* _Dataset records_
※ ※ ※
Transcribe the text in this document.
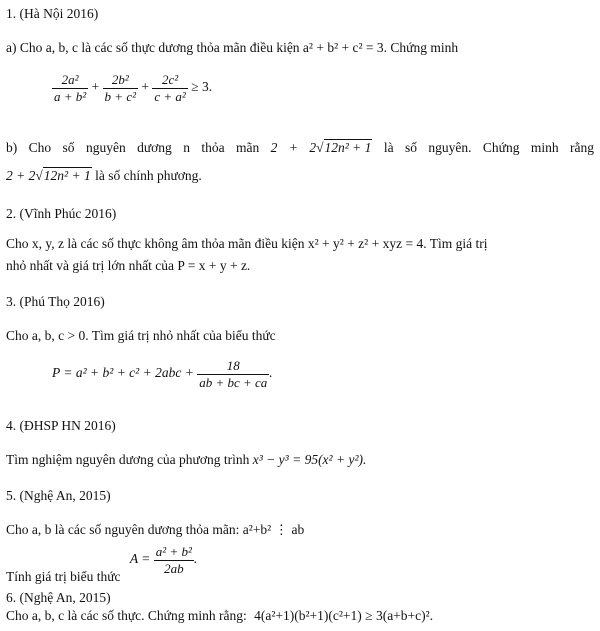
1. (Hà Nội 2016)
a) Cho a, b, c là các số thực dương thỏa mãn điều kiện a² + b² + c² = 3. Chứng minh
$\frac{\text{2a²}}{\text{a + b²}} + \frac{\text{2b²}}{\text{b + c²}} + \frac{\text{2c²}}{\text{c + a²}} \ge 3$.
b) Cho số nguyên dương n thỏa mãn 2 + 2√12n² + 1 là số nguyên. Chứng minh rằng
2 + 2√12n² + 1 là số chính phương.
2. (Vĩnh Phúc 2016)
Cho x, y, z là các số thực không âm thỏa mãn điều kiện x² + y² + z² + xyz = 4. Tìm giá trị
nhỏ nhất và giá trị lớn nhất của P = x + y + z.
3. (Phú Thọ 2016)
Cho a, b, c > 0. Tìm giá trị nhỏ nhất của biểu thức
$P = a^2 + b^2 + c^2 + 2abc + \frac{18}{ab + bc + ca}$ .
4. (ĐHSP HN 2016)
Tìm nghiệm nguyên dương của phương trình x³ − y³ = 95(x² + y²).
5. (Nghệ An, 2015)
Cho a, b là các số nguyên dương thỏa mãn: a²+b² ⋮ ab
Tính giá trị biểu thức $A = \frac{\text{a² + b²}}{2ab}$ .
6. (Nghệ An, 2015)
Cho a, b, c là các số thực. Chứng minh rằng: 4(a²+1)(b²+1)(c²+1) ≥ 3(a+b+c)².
※ ※ ※
* _Task brief_
Give the count of lines in the listing above that include "thực", with no other words.

* _Task output_
3